-- START OF The data --

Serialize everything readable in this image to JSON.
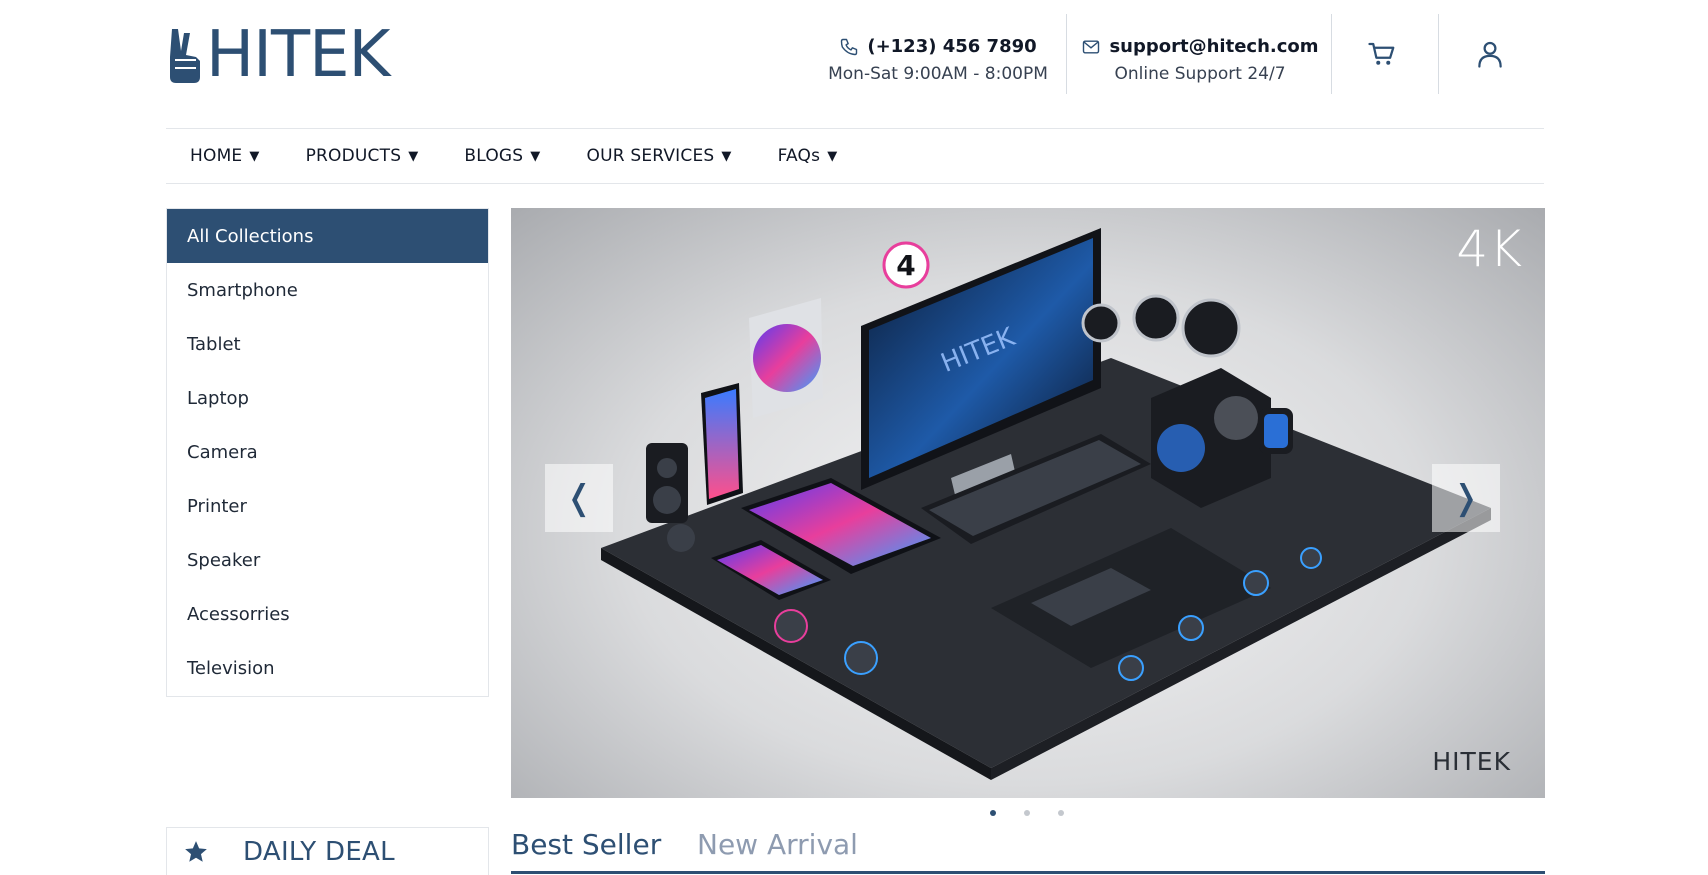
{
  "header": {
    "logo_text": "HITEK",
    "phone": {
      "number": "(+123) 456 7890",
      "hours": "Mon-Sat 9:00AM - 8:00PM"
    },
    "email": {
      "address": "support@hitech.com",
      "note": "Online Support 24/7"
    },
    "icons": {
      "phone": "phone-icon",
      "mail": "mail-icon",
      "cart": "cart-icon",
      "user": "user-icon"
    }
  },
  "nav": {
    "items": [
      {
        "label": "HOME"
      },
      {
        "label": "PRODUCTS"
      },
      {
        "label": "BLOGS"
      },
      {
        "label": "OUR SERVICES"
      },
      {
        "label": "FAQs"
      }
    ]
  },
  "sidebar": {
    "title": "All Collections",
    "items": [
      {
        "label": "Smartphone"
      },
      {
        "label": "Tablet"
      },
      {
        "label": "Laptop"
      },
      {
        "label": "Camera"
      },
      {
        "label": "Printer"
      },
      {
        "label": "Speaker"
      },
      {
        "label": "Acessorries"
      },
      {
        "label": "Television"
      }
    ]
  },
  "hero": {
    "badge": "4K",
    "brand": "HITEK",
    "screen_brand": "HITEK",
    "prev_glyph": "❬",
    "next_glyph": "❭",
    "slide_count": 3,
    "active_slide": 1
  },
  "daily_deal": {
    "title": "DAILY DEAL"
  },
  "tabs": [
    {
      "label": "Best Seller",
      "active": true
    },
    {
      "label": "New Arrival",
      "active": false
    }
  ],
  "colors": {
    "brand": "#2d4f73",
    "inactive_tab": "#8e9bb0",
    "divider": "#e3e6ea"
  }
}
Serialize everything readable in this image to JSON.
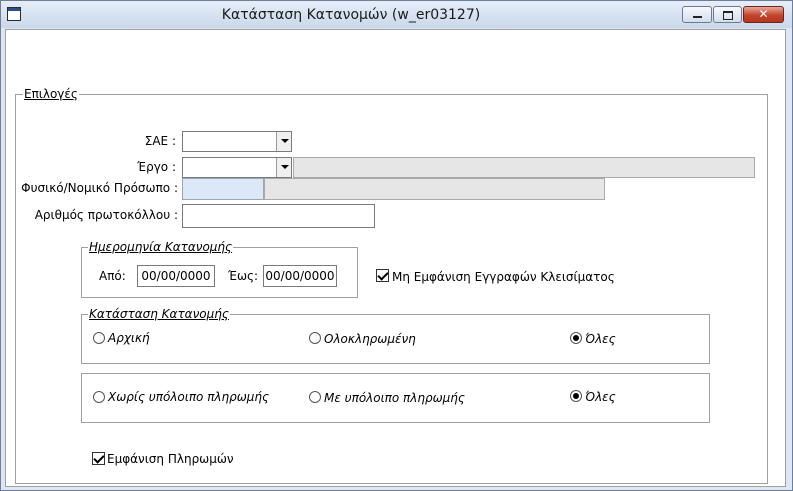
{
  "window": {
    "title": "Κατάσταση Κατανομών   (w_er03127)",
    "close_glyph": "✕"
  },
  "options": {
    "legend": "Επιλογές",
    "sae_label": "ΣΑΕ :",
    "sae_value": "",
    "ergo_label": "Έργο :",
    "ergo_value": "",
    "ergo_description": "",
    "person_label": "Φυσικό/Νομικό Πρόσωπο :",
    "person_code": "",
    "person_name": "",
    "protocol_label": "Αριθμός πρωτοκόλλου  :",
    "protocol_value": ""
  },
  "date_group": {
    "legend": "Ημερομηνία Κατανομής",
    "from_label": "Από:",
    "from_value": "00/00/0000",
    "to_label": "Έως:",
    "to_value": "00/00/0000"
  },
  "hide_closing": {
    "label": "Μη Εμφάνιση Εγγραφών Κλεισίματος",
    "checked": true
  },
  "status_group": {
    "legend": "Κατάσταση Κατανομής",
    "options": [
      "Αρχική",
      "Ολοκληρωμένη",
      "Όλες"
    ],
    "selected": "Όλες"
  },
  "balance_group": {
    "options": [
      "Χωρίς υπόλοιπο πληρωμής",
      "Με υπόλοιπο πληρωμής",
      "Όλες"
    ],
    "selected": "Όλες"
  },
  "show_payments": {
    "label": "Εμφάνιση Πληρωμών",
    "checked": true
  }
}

-- END OF The data --

_Objective_
All lines holding the word "Κατανομής" should be picked out and copied.

_Correct output_
    "legend": "Ημερομηνία Κατανομής",
    "legend": "Κατάσταση Κατανομής",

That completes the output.